* Stated goal 1
List each distinct Java source file (a name ending in .java) named in the stack trace of the Cassandra-Spark post below.
* Stated goal 2
Reproduce the Cassandra-Spark post below from "I also tried" to "com.esotericsoftware.kryo.Kryo.readClassAndObject(Kryo.java:732)".

* Document excerpt
========

I am using Cassandra-Spark connector to pull data from Cassandra, process
it and write it back to Cassandra.
Now I am getting the following exception, and apparently it is Kryo
serialisation. Does anyone what is the reason and how this can be solved?
I also tried to register "org.apache.spark.sql.cassandra.CassandraSQLRow"
in "kryo.register" , but even this did not solve the problem and exception
remains.
WARN scheduler.TaskSetManager: Lost task 0.0 in stage 0.0 (TID 7,
ip-X-Y-Z): com.esotericsoftware.kryo.KryoException: Unable to find class:
org.apache.spark.sql.cassandra.CassandraSQLRow
Serialization trace:
_2 (org.apache.spark.util.MutablePair)
com.esotericsoftware.kryo.util.DefaultClassResolver.readName(DefaultClassResolver.java:138)
com.esotericsoftware.kryo.util.DefaultClassResolver.readClass(DefaultClassResolver.java:115)
com.esotericsoftware.kryo.Kryo.readClass(Kryo.java:610)
com.esotericsoftware.kryo.serializers.FieldSerializer$ObjectField.read(FieldSerializer.java:599)
com.esotericsoftware.kryo.serializers.FieldSerializer.read(FieldSerializer.java:221)
com.esotericsoftware.kryo.Kryo.readClassAndObject(Kryo.java:732)
org.apache.spark.serializer.KryoDeserializationStream.readObject(KryoSerializer.scala:133)
org.apache.spark.serializer.DeserializationStream$$anon$1.getNext(Serializer.scala:133)
org.apache.spark.util.NextIterator.hasNext(NextIterator.scala:71)
org.apache.spark.storage.BlockManager$LazyProxyIterator$1.hasNext(BlockManager.scala:1171)
scala.collection.Iterator$$anon$13.hasNext(Iterator.scala:371)
org.apache.spark.util.CompletionIterator.hasNext(CompletionIterator.scala:30)
org.apache.spark.InterruptibleIterator.hasNext(InterruptibleIterator.scala:39)
scala.collection.Iterator$$anon$11.hasNext(Iterator.scala:327)
scala.collection.Iterator$$anon$10.hasNext(Iterator.scala:308)
scala.collection.Iterator$$anon$11.hasNext(Iterator.scala:327)
scala.collection.Iterator$$anon$11.hasNext(Iterator.scala:327)
scala.collection.Iterator$$anon$11.hasNext(Iterator.scala:327)
scala.collection.Iterator$$anon$14.hasNext(Iterator.scala:388)
org.apache.spark.util.Utils$.getIteratorSize(Utils.scala:1218)
org.apache.spark.rdd.RDD$$anonfun$count$1.apply(RDD.scala:904)

========

* Data section
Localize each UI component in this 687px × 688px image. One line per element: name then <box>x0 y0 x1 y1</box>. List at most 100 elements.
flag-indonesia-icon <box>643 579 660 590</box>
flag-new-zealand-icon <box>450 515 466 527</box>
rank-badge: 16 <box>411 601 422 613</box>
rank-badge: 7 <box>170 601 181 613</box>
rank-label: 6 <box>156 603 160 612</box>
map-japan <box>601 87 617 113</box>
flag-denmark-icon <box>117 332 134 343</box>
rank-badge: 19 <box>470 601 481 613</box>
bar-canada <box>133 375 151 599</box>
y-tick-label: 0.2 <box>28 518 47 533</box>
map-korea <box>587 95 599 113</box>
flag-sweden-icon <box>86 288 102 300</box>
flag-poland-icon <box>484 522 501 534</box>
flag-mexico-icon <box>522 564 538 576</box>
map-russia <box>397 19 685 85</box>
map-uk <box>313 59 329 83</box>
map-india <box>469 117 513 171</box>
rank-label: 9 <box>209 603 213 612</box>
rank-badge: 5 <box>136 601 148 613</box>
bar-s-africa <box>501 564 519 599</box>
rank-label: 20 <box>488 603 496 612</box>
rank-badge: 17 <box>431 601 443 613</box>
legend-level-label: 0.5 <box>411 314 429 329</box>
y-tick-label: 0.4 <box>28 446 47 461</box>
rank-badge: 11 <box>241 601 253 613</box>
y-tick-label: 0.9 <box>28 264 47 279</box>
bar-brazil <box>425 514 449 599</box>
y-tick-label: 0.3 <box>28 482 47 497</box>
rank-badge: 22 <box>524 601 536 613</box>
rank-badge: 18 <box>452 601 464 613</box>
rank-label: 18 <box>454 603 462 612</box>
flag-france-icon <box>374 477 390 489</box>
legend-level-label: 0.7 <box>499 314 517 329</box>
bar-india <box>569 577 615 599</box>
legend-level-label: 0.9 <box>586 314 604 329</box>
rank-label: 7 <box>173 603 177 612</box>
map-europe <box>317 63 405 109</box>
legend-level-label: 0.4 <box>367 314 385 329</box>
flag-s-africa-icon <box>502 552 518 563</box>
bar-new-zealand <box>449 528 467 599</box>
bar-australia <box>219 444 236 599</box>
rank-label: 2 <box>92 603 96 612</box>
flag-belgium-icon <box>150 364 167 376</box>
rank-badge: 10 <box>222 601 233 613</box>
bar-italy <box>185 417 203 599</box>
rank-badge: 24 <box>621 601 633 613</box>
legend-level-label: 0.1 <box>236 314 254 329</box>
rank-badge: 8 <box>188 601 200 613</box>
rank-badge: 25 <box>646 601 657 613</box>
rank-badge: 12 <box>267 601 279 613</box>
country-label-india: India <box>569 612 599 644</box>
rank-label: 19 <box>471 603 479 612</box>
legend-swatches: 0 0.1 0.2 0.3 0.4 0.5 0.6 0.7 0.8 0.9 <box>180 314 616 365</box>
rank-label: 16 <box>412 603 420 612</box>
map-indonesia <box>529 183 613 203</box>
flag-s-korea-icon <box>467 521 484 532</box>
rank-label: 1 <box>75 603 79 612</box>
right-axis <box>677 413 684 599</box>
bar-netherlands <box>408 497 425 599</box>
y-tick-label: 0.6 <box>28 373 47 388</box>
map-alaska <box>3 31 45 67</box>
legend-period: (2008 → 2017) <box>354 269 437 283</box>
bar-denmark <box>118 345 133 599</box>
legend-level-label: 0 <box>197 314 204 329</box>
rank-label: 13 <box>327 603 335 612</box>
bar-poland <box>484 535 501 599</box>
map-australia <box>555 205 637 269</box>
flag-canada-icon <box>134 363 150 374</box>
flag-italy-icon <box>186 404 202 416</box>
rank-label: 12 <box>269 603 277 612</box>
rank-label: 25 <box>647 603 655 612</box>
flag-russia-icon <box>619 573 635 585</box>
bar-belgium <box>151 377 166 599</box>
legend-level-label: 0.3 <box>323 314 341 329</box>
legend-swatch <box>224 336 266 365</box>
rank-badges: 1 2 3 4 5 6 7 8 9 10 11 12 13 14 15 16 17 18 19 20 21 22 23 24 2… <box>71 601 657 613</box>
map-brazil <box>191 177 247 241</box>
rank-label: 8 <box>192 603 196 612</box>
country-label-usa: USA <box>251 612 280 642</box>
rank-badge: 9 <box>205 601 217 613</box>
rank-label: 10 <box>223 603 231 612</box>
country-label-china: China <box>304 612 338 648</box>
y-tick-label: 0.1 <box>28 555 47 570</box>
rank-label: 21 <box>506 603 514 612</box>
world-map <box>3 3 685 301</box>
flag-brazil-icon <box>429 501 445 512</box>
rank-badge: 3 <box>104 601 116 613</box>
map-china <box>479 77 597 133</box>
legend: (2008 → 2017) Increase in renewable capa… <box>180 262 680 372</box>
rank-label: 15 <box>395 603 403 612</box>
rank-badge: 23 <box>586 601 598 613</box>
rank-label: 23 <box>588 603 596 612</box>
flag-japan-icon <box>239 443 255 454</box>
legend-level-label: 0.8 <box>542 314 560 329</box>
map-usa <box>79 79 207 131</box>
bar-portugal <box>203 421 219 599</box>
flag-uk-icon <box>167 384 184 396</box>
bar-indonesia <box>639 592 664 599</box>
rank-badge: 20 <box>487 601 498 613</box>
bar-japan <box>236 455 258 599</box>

========

* Complete output 1
DefaultClassResolver.java
Kryo.java
FieldSerializer.java

* Complete output 2
I also tried to register "org.apache.spark.sql.cassandra.CassandraSQLRow"
in "kryo.register" , but even this did not solve the problem and exception
remains.
WARN scheduler.TaskSetManager: Lost task 0.0 in stage 0.0 (TID 7,
ip-X-Y-Z): com.esotericsoftware.kryo.KryoException: Unable to find class:
org.apache.spark.sql.cassandra.CassandraSQLRow
Serialization trace:
_2 (org.apache.spark.util.MutablePair)
com.esotericsoftware.kryo.util.DefaultClassResolver.readName(DefaultClassResolver.java:138)
com.esotericsoftware.kryo.util.DefaultClassResolver.readClass(DefaultClassResolver.java:115)
com.esotericsoftware.kryo.Kryo.readClass(Kryo.java:610)
com.esotericsoftware.kryo.serializers.FieldSerializer$ObjectField.read(FieldSerializer.java:599)
com.esotericsoftware.kryo.serializers.FieldSerializer.read(FieldSerializer.java:221)
com.esotericsoftware.kryo.Kryo.readClassAndObject(Kryo.java:732)